[To do] Collect every line in the records below that contains the word "publication".

+++ Information provided

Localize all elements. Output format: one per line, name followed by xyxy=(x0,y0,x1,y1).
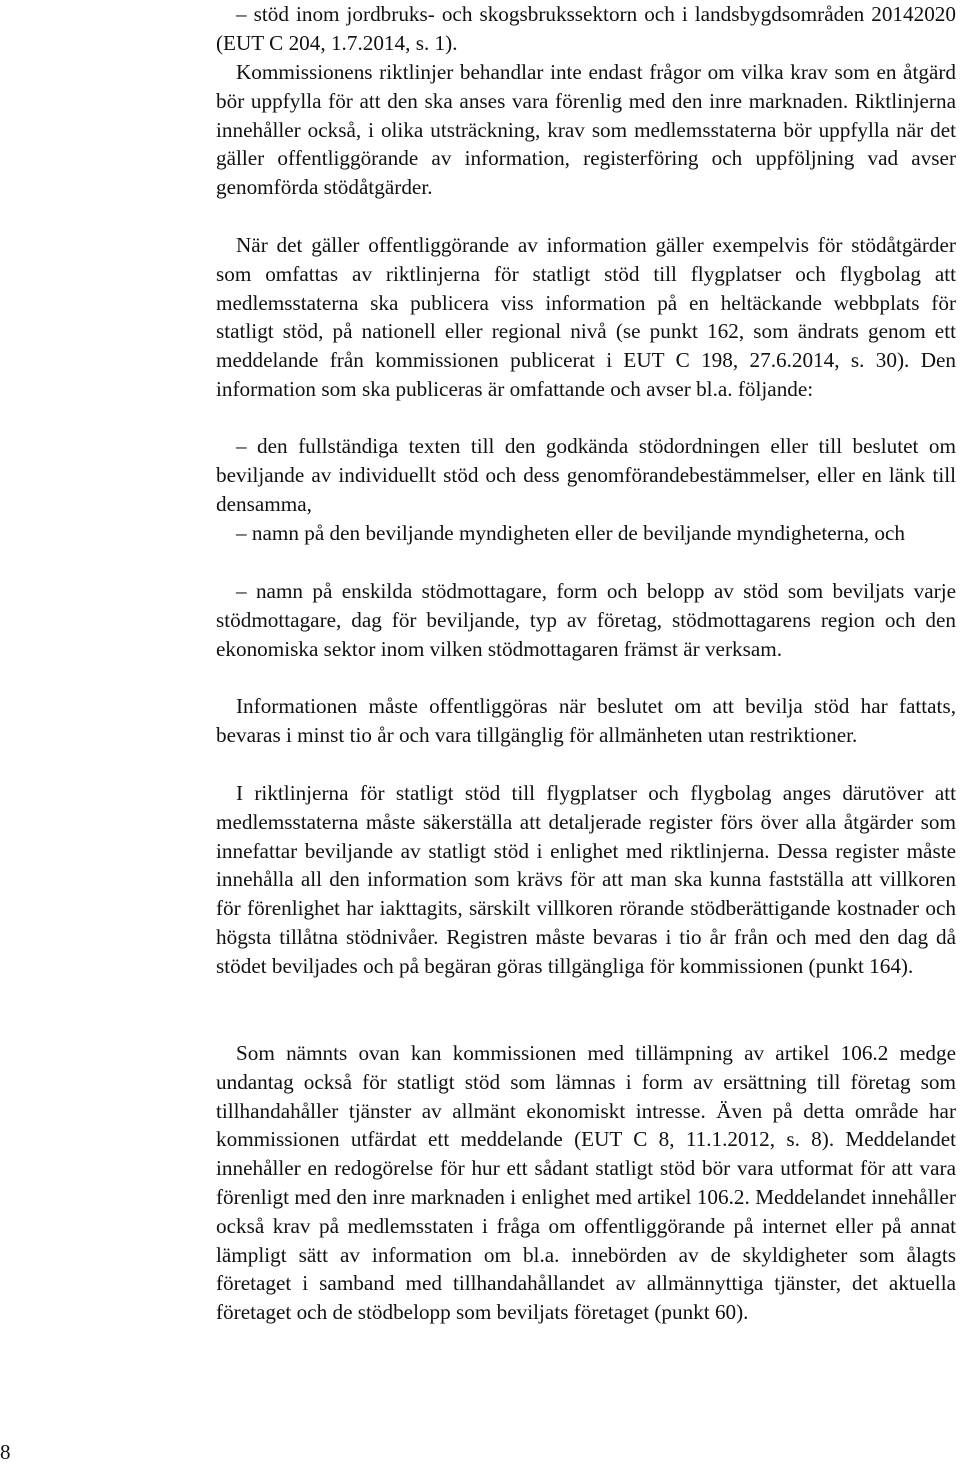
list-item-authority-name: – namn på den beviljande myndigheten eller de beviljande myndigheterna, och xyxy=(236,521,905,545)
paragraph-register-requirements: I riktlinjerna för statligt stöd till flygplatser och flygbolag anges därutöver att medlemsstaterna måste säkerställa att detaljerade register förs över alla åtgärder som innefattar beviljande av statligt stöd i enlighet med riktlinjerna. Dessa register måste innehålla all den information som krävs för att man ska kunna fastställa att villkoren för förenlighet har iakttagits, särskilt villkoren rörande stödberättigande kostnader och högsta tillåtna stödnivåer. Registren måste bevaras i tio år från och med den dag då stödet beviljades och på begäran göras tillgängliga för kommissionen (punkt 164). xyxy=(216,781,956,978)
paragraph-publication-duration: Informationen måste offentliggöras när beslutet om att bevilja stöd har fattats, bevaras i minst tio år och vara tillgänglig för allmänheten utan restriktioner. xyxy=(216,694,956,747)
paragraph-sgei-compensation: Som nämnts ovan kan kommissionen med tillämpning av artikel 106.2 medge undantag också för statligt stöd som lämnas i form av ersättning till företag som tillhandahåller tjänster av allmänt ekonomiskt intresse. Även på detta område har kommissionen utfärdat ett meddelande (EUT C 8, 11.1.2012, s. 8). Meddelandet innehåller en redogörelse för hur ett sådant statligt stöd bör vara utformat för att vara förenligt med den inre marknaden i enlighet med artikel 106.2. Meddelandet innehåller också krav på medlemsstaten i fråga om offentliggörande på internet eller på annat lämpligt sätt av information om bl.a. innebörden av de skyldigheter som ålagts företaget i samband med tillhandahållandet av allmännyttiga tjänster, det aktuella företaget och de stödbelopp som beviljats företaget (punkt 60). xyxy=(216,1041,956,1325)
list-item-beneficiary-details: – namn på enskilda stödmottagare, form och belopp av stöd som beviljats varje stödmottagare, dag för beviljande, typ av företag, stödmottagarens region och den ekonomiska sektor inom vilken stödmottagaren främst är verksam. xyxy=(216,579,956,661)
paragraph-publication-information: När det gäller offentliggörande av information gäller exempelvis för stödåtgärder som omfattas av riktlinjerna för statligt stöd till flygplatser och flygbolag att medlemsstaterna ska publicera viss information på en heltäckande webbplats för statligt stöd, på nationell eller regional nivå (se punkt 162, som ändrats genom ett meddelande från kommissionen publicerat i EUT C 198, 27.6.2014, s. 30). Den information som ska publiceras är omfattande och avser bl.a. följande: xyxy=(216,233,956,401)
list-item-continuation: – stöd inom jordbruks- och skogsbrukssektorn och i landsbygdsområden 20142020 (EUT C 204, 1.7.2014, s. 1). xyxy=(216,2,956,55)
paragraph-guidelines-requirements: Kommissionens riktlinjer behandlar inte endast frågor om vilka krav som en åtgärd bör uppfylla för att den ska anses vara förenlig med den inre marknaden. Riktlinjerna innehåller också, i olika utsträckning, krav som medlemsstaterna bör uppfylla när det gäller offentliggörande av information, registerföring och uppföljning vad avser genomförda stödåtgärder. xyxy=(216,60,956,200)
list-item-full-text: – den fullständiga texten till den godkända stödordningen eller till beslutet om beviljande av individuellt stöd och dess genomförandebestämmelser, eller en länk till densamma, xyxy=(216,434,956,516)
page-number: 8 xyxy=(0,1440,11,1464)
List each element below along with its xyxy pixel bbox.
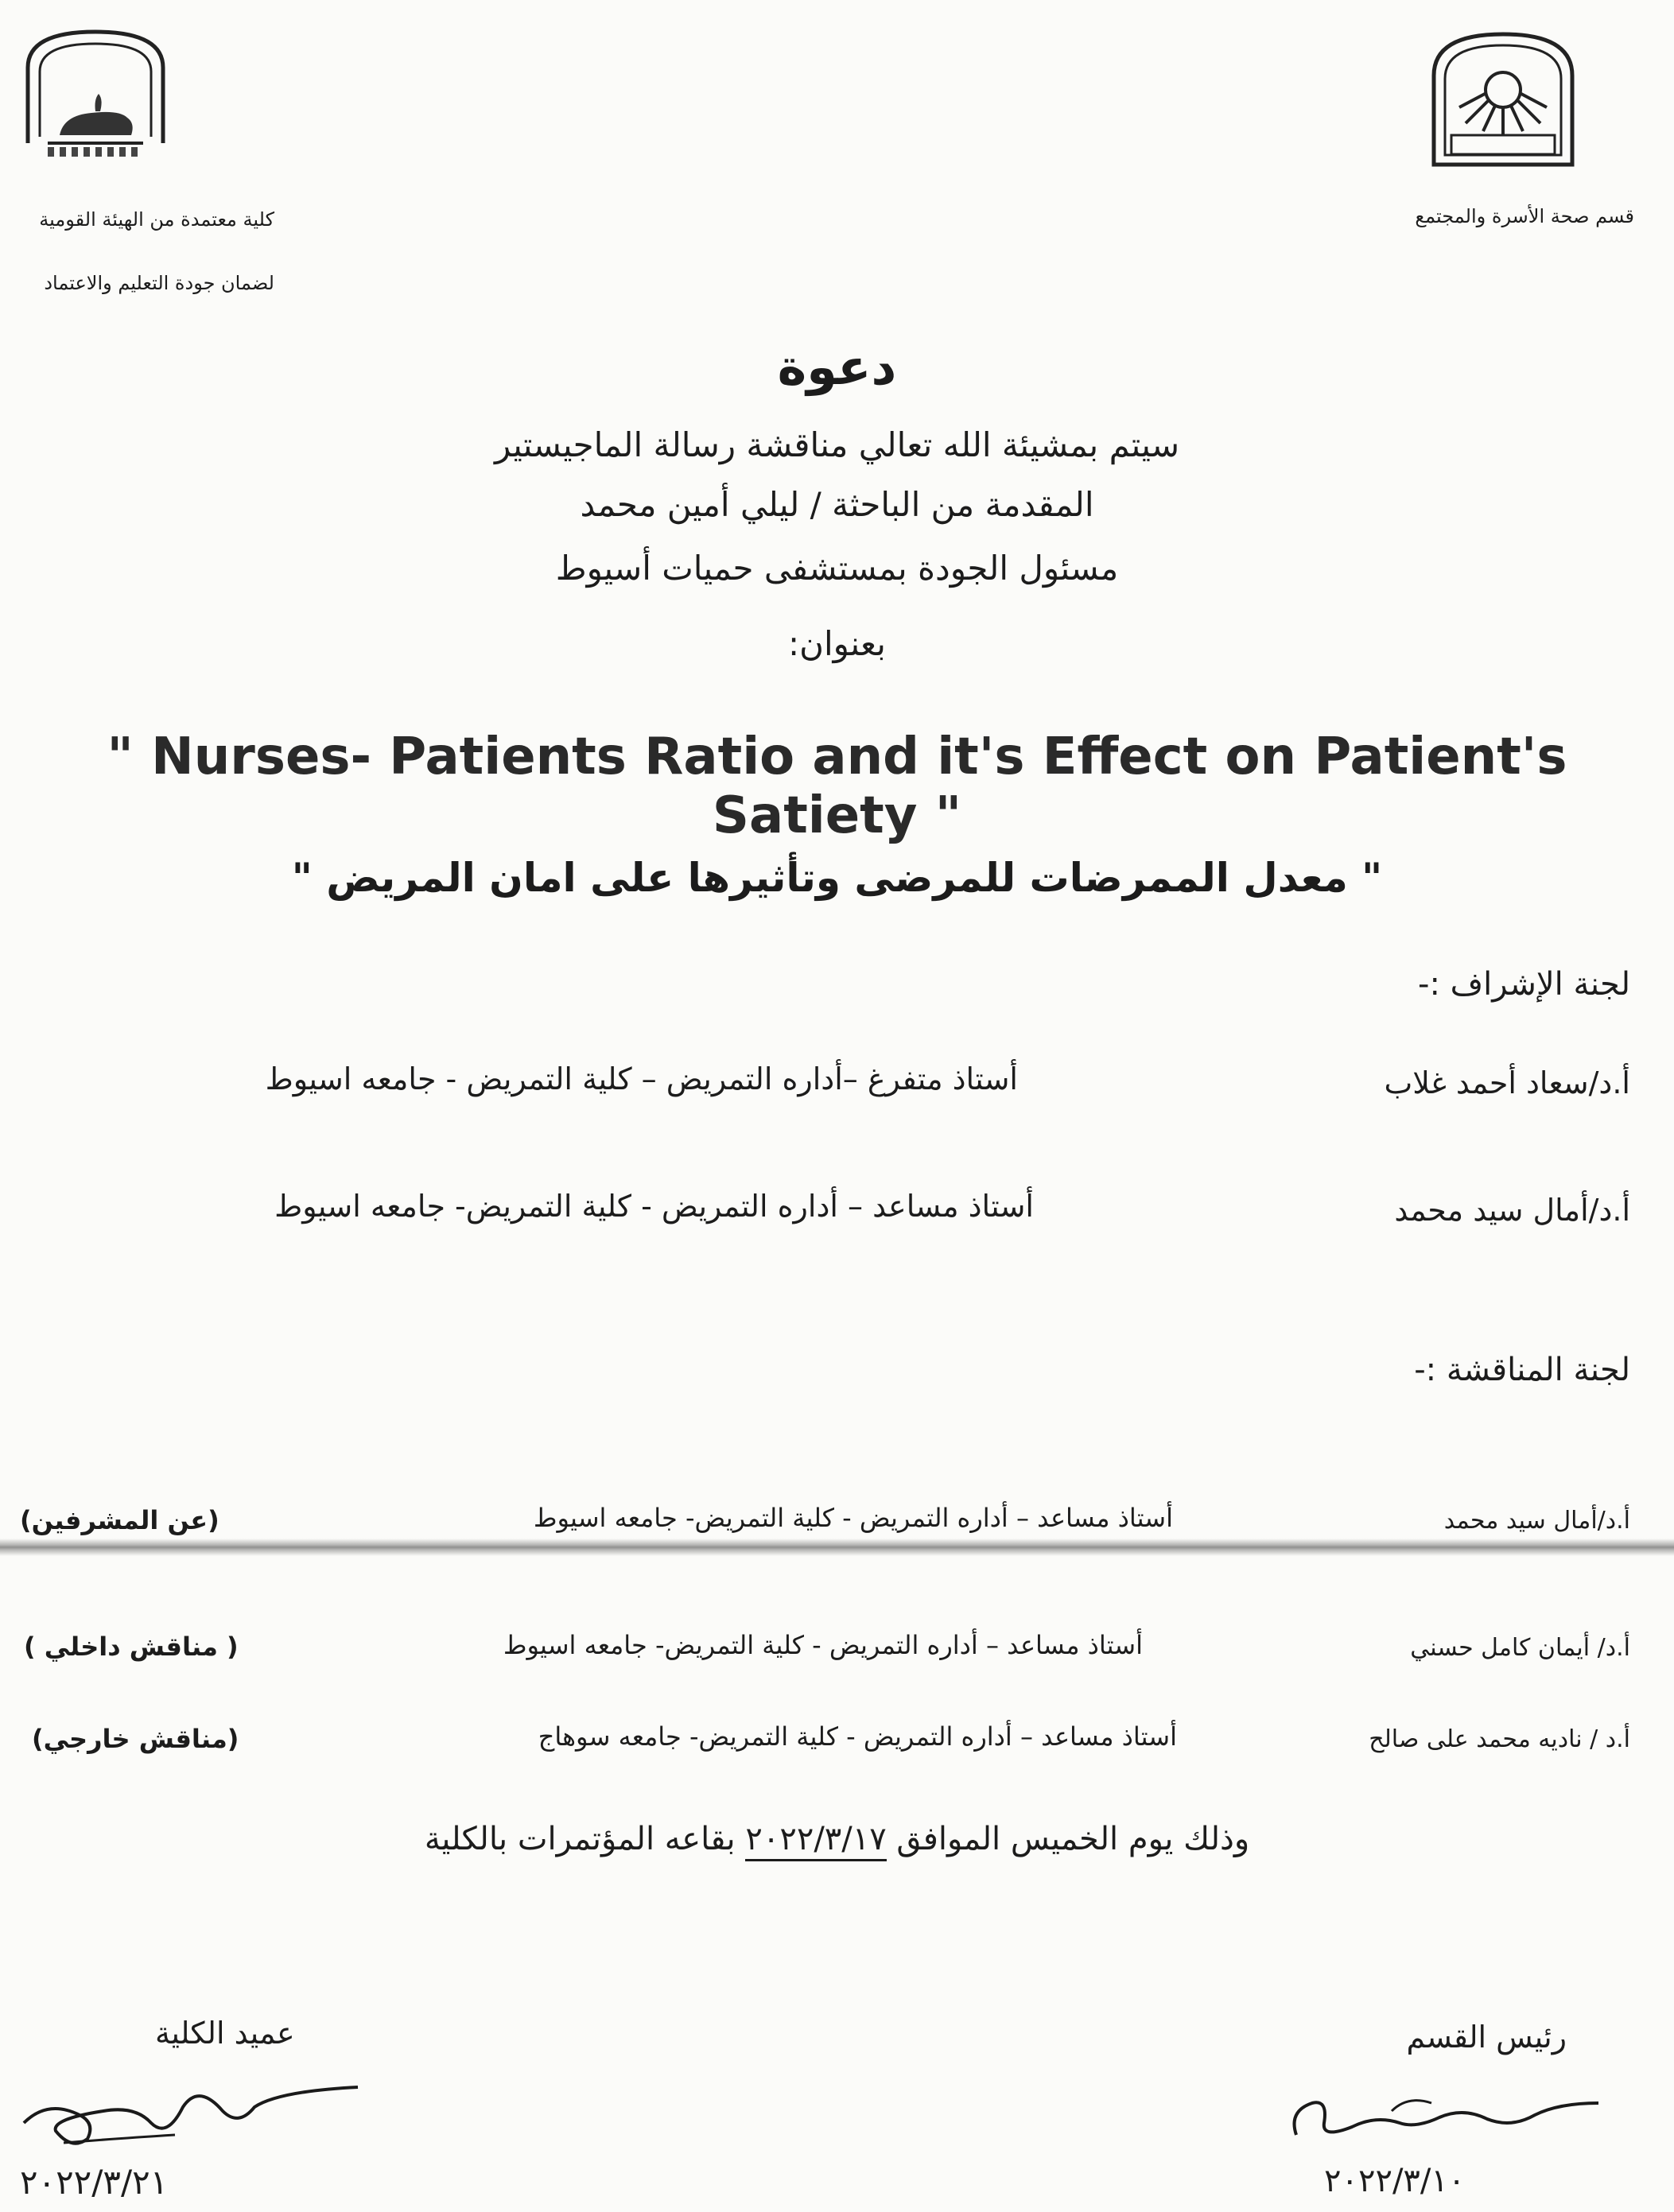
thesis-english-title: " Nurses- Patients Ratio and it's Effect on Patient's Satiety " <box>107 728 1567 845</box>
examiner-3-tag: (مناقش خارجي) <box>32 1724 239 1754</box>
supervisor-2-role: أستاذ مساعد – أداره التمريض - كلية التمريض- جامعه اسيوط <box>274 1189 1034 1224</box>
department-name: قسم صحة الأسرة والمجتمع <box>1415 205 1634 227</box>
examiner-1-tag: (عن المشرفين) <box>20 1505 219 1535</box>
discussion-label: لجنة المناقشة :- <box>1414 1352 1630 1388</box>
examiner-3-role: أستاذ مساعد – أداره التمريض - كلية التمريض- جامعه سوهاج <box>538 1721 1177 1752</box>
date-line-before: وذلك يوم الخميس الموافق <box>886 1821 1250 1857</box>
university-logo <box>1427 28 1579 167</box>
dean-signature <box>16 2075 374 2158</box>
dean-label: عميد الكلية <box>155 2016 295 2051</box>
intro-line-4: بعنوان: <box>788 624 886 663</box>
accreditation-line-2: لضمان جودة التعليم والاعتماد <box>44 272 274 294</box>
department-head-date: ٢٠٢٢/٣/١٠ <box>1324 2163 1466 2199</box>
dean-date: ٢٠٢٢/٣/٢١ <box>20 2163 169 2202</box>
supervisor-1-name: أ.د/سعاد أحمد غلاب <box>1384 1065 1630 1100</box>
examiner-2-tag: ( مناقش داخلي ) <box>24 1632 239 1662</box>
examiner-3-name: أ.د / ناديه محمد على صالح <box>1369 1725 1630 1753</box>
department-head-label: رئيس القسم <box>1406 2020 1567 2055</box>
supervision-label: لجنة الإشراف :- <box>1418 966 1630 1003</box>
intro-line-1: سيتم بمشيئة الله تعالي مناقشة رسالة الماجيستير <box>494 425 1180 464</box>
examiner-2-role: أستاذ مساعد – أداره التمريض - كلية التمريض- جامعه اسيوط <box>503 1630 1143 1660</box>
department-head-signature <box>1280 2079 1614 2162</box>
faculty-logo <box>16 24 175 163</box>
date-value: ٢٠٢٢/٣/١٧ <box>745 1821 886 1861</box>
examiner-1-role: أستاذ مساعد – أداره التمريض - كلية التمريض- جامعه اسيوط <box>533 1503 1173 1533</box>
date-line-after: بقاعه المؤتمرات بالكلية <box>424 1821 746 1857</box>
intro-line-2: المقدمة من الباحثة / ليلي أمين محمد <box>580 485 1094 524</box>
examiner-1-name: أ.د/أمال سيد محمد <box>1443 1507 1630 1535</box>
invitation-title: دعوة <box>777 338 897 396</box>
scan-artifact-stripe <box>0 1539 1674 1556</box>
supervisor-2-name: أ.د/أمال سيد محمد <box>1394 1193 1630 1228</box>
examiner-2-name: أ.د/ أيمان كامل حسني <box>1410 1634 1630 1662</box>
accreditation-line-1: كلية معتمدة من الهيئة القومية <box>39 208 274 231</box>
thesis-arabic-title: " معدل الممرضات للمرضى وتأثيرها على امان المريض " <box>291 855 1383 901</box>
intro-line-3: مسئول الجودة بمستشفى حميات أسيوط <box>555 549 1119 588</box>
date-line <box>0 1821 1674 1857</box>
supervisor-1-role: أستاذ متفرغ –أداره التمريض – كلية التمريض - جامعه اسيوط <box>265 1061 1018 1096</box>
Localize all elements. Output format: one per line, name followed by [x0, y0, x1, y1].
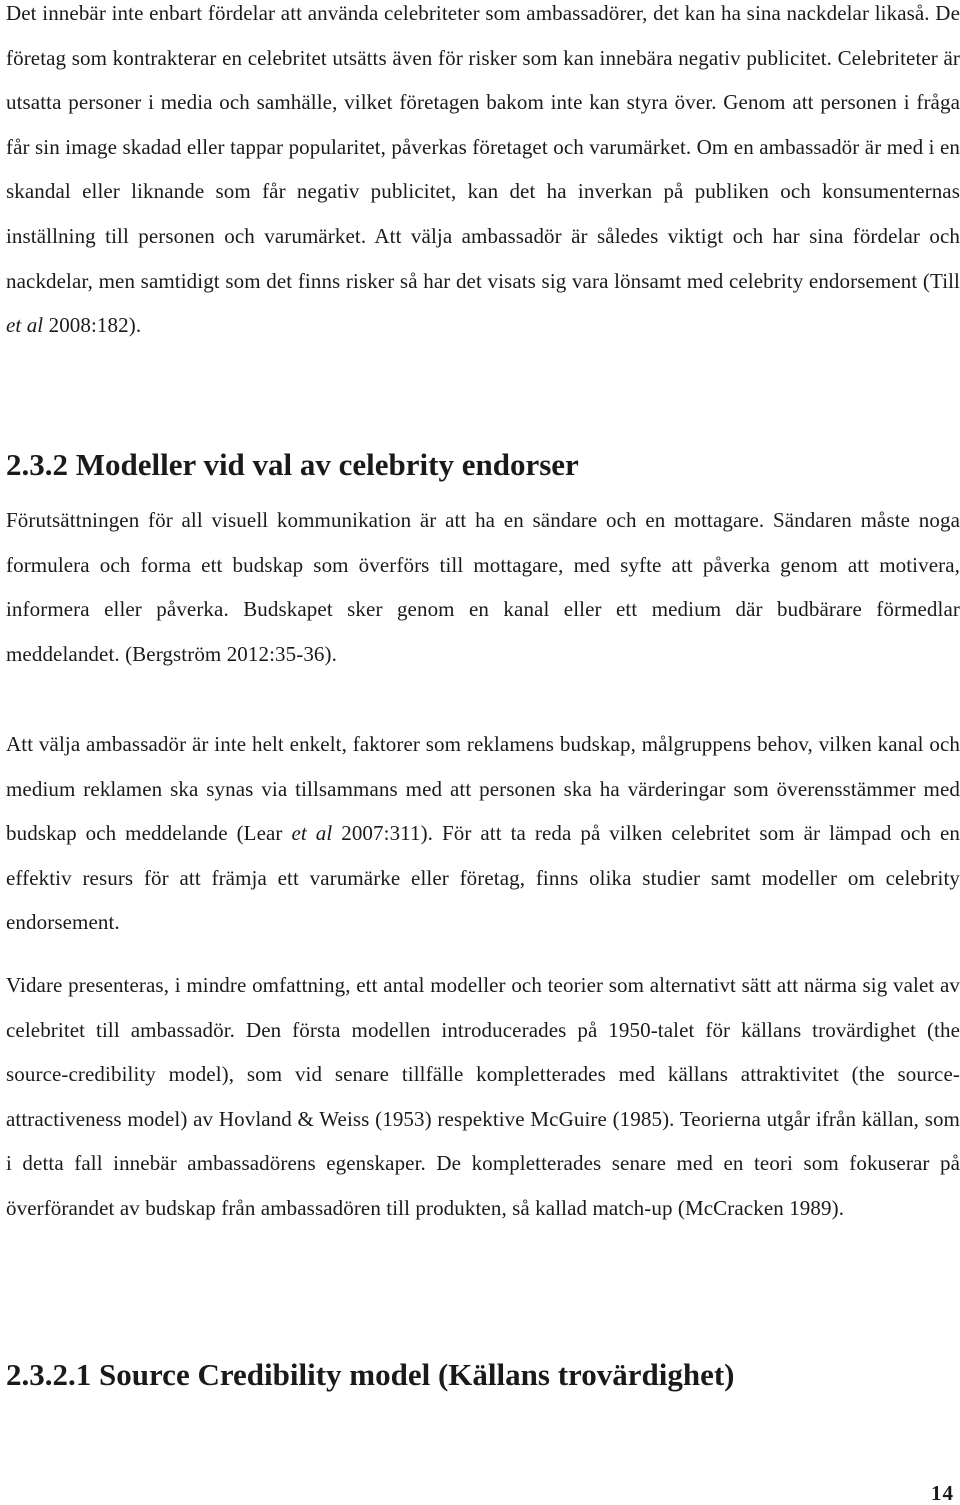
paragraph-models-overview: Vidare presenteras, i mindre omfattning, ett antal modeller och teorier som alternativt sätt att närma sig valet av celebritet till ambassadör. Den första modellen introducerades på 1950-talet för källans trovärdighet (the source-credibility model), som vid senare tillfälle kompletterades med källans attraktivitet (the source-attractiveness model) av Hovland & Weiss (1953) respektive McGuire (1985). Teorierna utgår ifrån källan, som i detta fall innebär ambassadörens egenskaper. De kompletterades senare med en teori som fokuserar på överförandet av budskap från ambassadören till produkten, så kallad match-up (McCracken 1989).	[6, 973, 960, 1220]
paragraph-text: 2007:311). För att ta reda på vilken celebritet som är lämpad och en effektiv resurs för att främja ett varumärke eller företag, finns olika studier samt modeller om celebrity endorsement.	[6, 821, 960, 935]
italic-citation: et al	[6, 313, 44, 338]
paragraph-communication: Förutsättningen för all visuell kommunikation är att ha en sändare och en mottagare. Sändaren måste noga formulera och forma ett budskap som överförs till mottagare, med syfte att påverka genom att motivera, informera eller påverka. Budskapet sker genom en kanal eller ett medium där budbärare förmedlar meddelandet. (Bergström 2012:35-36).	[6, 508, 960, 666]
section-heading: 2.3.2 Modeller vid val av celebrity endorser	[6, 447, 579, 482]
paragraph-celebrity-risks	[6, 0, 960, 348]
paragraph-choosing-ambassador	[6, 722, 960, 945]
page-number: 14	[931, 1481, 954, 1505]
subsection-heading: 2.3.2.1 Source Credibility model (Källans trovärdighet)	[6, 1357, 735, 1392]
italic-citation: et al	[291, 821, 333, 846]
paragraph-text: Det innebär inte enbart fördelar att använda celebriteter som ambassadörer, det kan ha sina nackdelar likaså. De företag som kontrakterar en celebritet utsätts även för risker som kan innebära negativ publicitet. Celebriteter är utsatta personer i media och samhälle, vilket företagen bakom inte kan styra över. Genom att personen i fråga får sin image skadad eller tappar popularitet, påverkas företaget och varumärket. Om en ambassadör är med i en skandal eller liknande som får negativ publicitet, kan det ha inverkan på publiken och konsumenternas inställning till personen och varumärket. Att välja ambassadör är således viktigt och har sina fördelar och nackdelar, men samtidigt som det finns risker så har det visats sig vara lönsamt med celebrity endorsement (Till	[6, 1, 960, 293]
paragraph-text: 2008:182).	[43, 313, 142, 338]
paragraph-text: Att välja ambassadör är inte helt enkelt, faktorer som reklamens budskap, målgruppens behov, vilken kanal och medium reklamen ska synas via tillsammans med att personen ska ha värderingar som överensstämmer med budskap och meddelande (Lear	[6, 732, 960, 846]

++++++

[Problem solution]
paragraph-publication-duration: Informationen måste offentliggöras när beslutet om att bevilja stöd har fattats, bevaras i minst tio år och vara tillgänglig för allmänheten utan restriktioner. xyxy=(216,694,956,747)
paragraph-publication-information: När det gäller offentliggörande av information gäller exempelvis för stödåtgärder som omfattas av riktlinjerna för statligt stöd till flygplatser och flygbolag att medlemsstaterna ska publicera viss information på en heltäckande webbplats för statligt stöd, på nationell eller regional nivå (se punkt 162, som ändrats genom ett meddelande från kommissionen publicerat i EUT C 198, 27.6.2014, s. 30). Den information som ska publiceras är omfattande och avser bl.a. följande: xyxy=(216,233,956,401)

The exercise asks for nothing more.